# OBJECTIVE:
Tally the lines of the listing that contain the word "right", then give the total and nothing else.

# DATA FOR THE TASK:
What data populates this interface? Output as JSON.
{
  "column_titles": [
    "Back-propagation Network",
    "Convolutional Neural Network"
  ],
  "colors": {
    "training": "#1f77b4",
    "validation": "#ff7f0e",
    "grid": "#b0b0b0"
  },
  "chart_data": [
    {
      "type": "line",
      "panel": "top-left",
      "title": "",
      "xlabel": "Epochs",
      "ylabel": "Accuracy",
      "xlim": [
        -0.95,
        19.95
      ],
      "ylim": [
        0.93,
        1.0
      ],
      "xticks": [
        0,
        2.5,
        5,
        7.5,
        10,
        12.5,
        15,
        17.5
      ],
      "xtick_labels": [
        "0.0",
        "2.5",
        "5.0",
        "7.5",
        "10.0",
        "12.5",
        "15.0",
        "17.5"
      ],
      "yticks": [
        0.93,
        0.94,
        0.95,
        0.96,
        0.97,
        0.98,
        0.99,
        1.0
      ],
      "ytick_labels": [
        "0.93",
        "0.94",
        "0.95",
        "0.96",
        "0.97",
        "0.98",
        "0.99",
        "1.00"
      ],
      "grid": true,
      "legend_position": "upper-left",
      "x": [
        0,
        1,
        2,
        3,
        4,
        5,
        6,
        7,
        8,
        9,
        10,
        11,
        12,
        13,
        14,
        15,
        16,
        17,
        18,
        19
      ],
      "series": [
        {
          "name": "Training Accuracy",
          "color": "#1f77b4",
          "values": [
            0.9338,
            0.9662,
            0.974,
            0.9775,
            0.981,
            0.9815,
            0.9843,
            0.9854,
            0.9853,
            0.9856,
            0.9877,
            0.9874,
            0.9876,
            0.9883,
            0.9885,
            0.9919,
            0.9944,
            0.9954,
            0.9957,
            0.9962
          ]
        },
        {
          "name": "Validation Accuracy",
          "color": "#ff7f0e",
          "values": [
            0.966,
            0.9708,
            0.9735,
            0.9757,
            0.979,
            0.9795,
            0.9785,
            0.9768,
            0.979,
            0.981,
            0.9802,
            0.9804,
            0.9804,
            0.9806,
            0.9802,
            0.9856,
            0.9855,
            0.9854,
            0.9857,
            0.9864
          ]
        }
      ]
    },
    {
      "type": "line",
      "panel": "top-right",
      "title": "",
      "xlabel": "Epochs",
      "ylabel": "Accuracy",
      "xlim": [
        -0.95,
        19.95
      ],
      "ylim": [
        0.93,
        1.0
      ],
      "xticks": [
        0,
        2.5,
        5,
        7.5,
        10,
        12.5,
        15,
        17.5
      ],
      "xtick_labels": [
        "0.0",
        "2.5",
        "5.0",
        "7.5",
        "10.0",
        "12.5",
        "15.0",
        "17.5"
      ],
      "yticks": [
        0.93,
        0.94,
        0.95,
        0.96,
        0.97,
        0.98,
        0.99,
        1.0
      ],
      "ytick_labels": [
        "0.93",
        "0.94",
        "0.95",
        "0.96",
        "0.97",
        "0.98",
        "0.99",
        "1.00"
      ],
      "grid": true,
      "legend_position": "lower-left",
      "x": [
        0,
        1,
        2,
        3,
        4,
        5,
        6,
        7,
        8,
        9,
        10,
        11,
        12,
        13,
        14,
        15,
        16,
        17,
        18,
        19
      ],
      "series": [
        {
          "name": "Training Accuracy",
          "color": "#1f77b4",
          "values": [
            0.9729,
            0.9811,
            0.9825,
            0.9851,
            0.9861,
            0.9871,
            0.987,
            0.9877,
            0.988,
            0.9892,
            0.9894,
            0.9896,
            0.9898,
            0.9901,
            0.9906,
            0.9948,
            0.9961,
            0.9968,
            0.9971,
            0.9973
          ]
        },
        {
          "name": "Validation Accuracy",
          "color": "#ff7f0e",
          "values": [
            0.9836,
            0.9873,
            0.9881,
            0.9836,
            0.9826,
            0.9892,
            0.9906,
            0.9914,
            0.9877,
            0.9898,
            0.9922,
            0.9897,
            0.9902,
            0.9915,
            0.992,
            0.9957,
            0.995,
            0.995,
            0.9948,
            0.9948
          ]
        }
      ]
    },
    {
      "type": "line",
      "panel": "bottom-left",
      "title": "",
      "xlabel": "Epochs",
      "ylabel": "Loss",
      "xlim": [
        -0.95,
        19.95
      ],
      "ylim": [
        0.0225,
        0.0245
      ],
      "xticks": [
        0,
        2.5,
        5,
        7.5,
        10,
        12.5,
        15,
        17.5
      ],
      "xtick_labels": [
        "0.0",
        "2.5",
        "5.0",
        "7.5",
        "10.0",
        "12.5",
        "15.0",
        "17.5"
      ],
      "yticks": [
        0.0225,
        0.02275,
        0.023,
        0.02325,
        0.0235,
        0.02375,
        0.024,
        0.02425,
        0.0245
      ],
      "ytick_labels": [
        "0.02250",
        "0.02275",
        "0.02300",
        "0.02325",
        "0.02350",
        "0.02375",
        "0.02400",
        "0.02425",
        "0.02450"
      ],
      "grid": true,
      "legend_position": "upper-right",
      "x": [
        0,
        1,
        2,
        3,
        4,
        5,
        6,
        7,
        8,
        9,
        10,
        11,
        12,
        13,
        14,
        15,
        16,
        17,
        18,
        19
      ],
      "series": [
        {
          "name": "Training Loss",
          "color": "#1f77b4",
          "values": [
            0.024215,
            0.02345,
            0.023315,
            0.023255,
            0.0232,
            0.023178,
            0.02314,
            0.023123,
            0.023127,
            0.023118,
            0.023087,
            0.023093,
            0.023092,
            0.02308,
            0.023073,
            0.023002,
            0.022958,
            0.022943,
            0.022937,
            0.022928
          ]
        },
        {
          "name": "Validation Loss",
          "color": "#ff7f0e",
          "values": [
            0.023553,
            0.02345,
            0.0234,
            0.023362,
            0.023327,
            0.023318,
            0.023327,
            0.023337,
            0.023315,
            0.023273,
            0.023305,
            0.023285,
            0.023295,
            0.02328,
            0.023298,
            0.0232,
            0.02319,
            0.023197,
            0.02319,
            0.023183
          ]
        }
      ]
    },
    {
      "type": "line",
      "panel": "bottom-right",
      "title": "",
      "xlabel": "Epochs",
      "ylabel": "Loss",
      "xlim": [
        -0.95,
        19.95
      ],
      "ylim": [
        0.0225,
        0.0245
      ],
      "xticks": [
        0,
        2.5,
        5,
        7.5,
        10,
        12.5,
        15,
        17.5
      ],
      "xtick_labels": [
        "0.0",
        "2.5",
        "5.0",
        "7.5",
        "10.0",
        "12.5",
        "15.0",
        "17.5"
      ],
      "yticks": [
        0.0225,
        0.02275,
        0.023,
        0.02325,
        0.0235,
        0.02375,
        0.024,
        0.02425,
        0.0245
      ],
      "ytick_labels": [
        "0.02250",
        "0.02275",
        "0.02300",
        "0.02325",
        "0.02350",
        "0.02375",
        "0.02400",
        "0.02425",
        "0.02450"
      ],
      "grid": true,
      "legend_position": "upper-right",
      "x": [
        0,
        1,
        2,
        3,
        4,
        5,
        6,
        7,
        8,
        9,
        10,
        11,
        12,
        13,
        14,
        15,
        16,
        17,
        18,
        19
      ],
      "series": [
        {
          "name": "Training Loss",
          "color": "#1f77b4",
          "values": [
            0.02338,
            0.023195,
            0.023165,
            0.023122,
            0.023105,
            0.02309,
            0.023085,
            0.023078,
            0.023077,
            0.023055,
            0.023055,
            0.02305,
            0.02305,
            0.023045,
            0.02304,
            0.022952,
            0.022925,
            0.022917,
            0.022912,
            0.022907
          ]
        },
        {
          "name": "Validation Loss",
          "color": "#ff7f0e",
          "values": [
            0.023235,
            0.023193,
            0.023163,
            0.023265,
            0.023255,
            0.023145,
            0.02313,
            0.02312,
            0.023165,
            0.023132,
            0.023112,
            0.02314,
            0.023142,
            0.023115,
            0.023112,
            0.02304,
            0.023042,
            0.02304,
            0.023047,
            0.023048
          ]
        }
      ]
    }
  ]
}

# OUTPUT OF THE TASK:
4